◆ Information provided:
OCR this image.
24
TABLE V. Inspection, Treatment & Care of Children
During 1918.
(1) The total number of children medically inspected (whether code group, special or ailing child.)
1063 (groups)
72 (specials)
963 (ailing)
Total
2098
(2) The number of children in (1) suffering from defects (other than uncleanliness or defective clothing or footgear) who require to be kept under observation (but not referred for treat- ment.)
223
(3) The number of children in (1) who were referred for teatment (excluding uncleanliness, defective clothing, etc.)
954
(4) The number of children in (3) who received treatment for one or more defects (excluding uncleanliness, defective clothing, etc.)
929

◆ Exercise prompt: Pull out all lines containing "referred".

◆ Problem solution:
(2) The number of children in (1) suffering from defects (other than uncleanliness or defective clothing or footgear) who require to be kept under observation (but not referred for treat- ment.)
(3) The number of children in (1) who were referred for teatment (excluding uncleanliness, defective clothing, etc.)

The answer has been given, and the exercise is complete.